═════ DATA EXCERPTS ═════

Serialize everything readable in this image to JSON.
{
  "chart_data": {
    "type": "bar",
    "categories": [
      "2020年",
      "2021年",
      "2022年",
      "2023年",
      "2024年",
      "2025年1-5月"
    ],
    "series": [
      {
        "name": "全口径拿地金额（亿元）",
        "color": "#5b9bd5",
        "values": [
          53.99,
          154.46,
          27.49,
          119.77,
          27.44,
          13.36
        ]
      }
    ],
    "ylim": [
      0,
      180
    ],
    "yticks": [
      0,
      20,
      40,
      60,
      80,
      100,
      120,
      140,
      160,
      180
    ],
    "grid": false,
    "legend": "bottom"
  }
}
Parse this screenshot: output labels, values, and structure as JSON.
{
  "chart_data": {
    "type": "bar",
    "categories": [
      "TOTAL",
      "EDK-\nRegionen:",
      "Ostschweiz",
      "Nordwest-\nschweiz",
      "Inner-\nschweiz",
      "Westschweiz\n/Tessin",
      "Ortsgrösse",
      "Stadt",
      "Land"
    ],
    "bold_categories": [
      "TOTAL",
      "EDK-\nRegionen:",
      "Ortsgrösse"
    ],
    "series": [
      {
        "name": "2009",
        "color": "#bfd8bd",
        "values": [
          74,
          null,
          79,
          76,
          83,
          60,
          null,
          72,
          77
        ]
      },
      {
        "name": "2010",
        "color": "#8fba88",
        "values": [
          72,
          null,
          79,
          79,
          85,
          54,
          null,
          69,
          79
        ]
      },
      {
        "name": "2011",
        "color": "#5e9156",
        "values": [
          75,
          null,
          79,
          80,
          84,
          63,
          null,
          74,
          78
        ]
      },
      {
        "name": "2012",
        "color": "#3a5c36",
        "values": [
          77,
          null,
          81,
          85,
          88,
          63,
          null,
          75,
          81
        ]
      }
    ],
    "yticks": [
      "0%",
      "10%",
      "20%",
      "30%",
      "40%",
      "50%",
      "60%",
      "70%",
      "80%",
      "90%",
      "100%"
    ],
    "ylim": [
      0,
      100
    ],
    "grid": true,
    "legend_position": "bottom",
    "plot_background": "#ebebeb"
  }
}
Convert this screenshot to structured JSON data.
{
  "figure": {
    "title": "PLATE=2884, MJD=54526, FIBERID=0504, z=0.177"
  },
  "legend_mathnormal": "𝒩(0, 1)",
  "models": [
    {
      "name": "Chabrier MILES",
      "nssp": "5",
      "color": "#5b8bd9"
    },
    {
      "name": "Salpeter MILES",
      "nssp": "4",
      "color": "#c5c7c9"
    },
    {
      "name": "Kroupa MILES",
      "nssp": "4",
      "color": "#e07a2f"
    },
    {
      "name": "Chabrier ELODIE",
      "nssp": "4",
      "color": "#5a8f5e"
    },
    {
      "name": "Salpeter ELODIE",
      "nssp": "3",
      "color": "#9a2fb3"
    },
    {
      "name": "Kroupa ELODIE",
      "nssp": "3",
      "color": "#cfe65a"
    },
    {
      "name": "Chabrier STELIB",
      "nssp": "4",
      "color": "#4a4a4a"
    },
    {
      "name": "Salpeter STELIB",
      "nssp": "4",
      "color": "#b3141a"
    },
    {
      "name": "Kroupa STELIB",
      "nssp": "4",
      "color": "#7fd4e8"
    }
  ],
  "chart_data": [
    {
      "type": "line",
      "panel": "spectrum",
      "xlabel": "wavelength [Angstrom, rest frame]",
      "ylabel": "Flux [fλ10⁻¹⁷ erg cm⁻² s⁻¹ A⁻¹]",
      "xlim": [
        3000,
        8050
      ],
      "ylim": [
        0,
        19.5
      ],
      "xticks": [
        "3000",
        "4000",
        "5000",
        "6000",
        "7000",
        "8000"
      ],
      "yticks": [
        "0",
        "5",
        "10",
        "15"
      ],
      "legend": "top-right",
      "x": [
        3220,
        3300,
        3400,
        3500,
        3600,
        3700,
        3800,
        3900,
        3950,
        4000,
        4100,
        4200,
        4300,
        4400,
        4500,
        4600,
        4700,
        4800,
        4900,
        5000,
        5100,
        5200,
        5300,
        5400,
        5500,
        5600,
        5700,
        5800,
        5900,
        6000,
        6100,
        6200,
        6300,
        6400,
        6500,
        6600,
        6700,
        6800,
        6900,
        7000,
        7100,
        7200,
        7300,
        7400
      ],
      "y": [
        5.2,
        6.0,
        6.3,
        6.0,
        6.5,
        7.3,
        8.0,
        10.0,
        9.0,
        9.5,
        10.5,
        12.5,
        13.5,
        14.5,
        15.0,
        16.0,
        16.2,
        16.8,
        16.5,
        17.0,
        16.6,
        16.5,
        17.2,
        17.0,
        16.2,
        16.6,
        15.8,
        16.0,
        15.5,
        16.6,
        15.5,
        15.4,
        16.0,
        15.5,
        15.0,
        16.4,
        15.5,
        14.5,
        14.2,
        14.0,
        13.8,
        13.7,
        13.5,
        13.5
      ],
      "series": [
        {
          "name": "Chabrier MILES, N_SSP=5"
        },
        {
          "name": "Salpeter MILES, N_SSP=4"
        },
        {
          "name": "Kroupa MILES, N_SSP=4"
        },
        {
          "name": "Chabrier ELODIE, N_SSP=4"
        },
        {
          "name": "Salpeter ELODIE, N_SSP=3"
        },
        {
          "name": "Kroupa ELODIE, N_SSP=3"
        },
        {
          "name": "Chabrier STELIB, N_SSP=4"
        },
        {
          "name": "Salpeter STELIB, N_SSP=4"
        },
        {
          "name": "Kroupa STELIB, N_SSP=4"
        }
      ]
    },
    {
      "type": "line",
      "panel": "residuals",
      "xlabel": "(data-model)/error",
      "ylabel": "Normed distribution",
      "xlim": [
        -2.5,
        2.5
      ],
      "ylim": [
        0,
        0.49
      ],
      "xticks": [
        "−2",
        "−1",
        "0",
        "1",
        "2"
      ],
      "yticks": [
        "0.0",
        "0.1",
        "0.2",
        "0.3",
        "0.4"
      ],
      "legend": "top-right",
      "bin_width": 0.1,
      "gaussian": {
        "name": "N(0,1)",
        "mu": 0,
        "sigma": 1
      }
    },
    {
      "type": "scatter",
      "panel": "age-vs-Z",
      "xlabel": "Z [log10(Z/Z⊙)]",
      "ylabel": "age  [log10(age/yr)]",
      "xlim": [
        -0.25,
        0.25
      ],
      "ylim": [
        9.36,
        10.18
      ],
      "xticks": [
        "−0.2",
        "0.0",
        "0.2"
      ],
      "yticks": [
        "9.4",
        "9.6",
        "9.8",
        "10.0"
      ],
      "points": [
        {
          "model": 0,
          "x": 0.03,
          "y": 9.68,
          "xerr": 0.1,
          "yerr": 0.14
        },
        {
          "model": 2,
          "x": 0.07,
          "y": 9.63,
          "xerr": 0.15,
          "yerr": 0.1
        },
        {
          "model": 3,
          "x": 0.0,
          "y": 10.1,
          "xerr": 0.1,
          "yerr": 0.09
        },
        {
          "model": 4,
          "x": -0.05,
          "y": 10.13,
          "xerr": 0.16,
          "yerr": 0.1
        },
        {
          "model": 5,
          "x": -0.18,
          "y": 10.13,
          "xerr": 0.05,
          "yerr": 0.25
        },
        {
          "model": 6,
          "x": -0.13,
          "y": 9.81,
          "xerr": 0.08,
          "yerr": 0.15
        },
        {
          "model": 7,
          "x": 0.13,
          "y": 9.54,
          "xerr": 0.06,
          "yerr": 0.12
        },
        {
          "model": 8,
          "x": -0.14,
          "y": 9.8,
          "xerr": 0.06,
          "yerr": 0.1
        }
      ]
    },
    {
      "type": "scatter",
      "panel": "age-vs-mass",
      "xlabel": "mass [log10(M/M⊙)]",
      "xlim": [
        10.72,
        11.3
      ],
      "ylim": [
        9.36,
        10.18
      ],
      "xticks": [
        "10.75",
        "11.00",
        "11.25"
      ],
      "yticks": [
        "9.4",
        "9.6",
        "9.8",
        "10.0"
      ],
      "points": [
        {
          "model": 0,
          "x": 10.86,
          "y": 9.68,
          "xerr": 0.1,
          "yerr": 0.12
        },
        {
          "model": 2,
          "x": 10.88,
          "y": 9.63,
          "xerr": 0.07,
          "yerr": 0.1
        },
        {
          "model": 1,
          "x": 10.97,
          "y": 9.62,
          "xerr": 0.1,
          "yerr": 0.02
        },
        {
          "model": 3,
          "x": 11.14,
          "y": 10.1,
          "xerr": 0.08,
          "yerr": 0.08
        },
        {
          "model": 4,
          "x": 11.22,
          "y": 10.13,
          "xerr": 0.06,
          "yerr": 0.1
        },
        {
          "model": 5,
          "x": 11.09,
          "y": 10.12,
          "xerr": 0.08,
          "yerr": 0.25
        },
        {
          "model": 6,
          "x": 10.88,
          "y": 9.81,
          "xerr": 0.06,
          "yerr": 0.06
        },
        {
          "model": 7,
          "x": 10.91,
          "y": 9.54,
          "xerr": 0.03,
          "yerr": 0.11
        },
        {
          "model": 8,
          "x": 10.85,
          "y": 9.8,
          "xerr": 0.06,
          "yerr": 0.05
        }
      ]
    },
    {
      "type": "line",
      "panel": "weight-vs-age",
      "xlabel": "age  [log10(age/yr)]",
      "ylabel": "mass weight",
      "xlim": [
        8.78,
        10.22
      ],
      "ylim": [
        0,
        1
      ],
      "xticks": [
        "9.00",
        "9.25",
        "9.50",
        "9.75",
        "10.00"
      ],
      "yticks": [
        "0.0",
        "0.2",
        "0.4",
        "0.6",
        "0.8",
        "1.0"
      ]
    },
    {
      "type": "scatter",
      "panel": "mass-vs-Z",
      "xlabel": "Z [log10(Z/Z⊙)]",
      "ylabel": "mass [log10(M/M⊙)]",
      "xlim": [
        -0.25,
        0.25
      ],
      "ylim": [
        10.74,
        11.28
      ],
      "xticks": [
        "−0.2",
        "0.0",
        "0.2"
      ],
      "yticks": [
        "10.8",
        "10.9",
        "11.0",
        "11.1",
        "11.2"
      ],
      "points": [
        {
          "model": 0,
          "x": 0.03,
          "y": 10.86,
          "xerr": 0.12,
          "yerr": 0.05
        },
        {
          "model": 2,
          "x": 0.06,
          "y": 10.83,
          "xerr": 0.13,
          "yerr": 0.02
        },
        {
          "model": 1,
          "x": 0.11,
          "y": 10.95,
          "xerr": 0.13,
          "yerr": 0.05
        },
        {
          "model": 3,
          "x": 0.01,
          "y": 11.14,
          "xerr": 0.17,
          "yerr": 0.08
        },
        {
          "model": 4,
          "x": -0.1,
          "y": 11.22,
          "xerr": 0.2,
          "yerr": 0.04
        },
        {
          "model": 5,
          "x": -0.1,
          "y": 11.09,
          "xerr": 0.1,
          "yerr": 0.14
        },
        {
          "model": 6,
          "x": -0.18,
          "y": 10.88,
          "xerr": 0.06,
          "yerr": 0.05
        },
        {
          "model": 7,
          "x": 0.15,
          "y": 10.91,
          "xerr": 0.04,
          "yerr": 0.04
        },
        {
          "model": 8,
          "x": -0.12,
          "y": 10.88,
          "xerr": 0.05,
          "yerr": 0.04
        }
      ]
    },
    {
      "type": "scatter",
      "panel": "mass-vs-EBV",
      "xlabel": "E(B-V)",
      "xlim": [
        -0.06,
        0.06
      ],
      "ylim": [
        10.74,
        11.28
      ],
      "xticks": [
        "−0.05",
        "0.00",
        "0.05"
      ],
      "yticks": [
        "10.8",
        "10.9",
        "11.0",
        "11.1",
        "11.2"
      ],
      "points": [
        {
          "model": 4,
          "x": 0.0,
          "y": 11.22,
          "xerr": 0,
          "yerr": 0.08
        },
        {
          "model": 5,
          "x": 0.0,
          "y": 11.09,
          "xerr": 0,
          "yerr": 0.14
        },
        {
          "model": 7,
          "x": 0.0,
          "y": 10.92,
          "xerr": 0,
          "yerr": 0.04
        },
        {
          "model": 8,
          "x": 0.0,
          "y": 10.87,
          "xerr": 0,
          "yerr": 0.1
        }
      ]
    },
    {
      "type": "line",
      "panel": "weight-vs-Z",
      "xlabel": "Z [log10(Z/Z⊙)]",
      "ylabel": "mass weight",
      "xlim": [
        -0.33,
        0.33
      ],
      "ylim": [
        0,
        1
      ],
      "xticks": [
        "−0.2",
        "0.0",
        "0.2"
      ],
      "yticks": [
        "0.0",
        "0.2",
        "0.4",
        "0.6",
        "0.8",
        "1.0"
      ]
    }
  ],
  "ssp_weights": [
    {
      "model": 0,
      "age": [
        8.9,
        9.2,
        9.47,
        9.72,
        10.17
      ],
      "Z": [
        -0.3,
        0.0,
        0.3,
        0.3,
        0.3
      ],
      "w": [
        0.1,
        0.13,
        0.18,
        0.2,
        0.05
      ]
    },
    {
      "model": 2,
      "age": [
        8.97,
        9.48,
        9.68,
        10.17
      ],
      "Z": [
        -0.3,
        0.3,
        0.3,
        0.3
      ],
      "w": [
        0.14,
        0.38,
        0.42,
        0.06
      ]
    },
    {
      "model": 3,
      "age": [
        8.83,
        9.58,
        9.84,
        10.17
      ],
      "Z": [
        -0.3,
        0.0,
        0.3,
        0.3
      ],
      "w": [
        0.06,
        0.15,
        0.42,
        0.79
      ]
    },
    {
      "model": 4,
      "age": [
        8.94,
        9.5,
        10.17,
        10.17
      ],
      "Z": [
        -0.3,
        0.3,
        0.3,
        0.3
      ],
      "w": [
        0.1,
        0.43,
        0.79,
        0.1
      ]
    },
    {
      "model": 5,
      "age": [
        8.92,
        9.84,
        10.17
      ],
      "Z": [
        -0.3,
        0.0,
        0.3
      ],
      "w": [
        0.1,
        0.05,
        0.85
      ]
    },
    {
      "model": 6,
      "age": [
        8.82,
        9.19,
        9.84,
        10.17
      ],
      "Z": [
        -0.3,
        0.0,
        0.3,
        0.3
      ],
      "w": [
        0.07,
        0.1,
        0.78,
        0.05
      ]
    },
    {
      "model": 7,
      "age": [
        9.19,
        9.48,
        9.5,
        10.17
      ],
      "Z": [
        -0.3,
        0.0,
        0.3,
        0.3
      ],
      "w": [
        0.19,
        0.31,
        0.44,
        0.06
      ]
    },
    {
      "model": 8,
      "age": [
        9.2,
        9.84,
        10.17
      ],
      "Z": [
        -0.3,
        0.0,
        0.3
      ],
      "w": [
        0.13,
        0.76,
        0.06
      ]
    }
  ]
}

═════

Each line that has the word "Chabrier" should be copied.

- **EXERCISE ANSWER**
      "name": "Chabrier MILES",
      "name": "Chabrier ELODIE",
      "name": "Chabrier STELIB",
          "name": "Chabrier MILES, N_SSP=5"
          "name": "Chabrier ELODIE, N_SSP=4"
          "name": "Chabrier STELIB, N_SSP=4"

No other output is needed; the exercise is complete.